**Exercise aim**
Copy out all lines with the word "this" in them.

___ Material

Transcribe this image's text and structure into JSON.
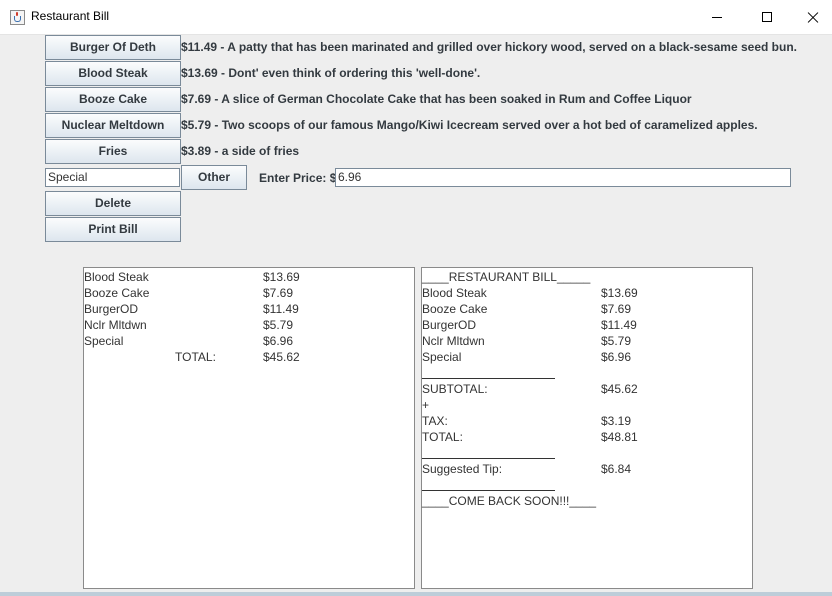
{
  "window": {
    "title": "Restaurant Bill"
  },
  "menu": [
    {
      "label": "Burger Of Deth",
      "description": "$11.49 - A patty that has been marinated and grilled over hickory wood, served on a black-sesame seed bun."
    },
    {
      "label": "Blood Steak",
      "description": "$13.69 - Dont' even think of ordering this 'well-done'."
    },
    {
      "label": "Booze Cake",
      "description": "$7.69 - A slice of German Chocolate Cake that has been soaked  in Rum and Coffee Liquor"
    },
    {
      "label": "Nuclear Meltdown",
      "description": "$5.79 - Two scoops of our famous Mango/Kiwi Icecream  served over a hot bed of caramelized apples."
    },
    {
      "label": "Fries",
      "description": "$3.89 - a side of fries"
    }
  ],
  "custom": {
    "name_value": "Special",
    "other_label": "Other",
    "price_label": "Enter Price: $",
    "price_value": "6.96"
  },
  "actions": {
    "delete_label": "Delete",
    "print_label": "Print Bill"
  },
  "order_list": {
    "items": [
      {
        "name": "Blood Steak",
        "price": "$13.69"
      },
      {
        "name": "Booze Cake",
        "price": "$7.69"
      },
      {
        "name": "BurgerOD",
        "price": "$11.49"
      },
      {
        "name": "Nclr Mltdwn",
        "price": "$5.79"
      },
      {
        "name": "Special",
        "price": "$6.96"
      }
    ],
    "total_label": "TOTAL:",
    "total_value": "$45.62"
  },
  "bill": {
    "header": "____RESTAURANT BILL_____",
    "items": [
      {
        "name": "Blood Steak",
        "price": "$13.69"
      },
      {
        "name": "Booze Cake",
        "price": "$7.69"
      },
      {
        "name": "BurgerOD",
        "price": "$11.49"
      },
      {
        "name": "Nclr Mltdwn",
        "price": "$5.79"
      },
      {
        "name": "Special",
        "price": "$6.96"
      }
    ],
    "subtotal_label": " SUBTOTAL:",
    "subtotal_value": "$45.62",
    "plus": "+",
    "tax_label": "TAX:",
    "tax_value": "$3.19",
    "total_label": "TOTAL:",
    "total_value": "$48.81",
    "tip_label": "Suggested Tip:",
    "tip_value": "$6.84",
    "footer": "____COME BACK SOON!!!____"
  }
}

______

**The answer**
Transcribe this image's text and structure into JSON.
      "description": "$13.69 - Dont' even think of ordering this 'well-done'."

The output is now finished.